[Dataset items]
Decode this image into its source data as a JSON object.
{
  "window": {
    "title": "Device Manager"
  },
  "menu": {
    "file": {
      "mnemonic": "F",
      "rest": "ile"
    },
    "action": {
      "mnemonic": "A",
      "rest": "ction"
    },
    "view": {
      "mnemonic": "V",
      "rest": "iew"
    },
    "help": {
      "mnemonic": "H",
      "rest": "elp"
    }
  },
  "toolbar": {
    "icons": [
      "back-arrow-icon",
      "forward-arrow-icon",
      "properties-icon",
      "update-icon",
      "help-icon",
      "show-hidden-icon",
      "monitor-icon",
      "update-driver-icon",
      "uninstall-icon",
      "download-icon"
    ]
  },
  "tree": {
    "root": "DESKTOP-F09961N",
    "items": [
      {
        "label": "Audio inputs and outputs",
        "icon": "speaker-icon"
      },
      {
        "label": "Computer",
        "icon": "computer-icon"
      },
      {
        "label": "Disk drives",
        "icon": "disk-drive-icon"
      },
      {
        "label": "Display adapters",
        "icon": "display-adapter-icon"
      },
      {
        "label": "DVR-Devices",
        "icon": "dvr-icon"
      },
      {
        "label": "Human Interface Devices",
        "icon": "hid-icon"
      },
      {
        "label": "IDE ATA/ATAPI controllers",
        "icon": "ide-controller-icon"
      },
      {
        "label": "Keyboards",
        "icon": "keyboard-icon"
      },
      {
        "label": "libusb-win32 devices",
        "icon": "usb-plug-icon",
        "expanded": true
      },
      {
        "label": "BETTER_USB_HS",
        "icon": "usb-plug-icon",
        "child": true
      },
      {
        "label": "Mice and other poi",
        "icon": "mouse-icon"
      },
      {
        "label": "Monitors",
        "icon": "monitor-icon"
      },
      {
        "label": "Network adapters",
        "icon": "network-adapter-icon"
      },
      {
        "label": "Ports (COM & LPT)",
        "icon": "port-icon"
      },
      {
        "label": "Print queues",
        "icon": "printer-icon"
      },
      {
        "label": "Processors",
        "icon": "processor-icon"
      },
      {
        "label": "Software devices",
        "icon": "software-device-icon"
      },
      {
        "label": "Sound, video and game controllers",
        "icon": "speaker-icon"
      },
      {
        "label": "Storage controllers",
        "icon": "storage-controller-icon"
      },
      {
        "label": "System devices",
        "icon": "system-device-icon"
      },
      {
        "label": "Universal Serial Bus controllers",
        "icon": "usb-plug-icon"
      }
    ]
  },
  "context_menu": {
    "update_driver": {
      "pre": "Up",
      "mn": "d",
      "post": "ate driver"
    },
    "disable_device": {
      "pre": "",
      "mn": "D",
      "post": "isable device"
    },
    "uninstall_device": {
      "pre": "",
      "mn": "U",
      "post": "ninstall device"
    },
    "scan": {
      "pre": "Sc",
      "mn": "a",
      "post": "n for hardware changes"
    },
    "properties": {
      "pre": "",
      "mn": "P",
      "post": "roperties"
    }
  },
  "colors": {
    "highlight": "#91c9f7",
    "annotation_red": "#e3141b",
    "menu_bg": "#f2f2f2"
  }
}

*Task to complete*
Quote the entire listing above exactly.

*The answer*
Decode this image into its source data as a JSON object.
{
  "window": {
    "title": "Device Manager"
  },
  "menu": {
    "file": {
      "mnemonic": "F",
      "rest": "ile"
    },
    "action": {
      "mnemonic": "A",
      "rest": "ction"
    },
    "view": {
      "mnemonic": "V",
      "rest": "iew"
    },
    "help": {
      "mnemonic": "H",
      "rest": "elp"
    }
  },
  "toolbar": {
    "icons": [
      "back-arrow-icon",
      "forward-arrow-icon",
      "properties-icon",
      "update-icon",
      "help-icon",
      "show-hidden-icon",
      "monitor-icon",
      "update-driver-icon",
      "uninstall-icon",
      "download-icon"
    ]
  },
  "tree": {
    "root": "DESKTOP-F09961N",
    "items": [
      {
        "label": "Audio inputs and outputs",
        "icon": "speaker-icon"
      },
      {
        "label": "Computer",
        "icon": "computer-icon"
      },
      {
        "label": "Disk drives",
        "icon": "disk-drive-icon"
      },
      {
        "label": "Display adapters",
        "icon": "display-adapter-icon"
      },
      {
        "label": "DVR-Devices",
        "icon": "dvr-icon"
      },
      {
        "label": "Human Interface Devices",
        "icon": "hid-icon"
      },
      {
        "label": "IDE ATA/ATAPI controllers",
        "icon": "ide-controller-icon"
      },
      {
        "label": "Keyboards",
        "icon": "keyboard-icon"
      },
      {
        "label": "libusb-win32 devices",
        "icon": "usb-plug-icon",
        "expanded": true
      },
      {
        "label": "BETTER_USB_HS",
        "icon": "usb-plug-icon",
        "child": true
      },
      {
        "label": "Mice and other poi",
        "icon": "mouse-icon"
      },
      {
        "label": "Monitors",
        "icon": "monitor-icon"
      },
      {
        "label": "Network adapters",
        "icon": "network-adapter-icon"
      },
      {
        "label": "Ports (COM & LPT)",
        "icon": "port-icon"
      },
      {
        "label": "Print queues",
        "icon": "printer-icon"
      },
      {
        "label": "Processors",
        "icon": "processor-icon"
      },
      {
        "label": "Software devices",
        "icon": "software-device-icon"
      },
      {
        "label": "Sound, video and game controllers",
        "icon": "speaker-icon"
      },
      {
        "label": "Storage controllers",
        "icon": "storage-controller-icon"
      },
      {
        "label": "System devices",
        "icon": "system-device-icon"
      },
      {
        "label": "Universal Serial Bus controllers",
        "icon": "usb-plug-icon"
      }
    ]
  },
  "context_menu": {
    "update_driver": {
      "pre": "Up",
      "mn": "d",
      "post": "ate driver"
    },
    "disable_device": {
      "pre": "",
      "mn": "D",
      "post": "isable device"
    },
    "uninstall_device": {
      "pre": "",
      "mn": "U",
      "post": "ninstall device"
    },
    "scan": {
      "pre": "Sc",
      "mn": "a",
      "post": "n for hardware changes"
    },
    "properties": {
      "pre": "",
      "mn": "P",
      "post": "roperties"
    }
  },
  "colors": {
    "highlight": "#91c9f7",
    "annotation_red": "#e3141b",
    "menu_bg": "#f2f2f2"
  }
}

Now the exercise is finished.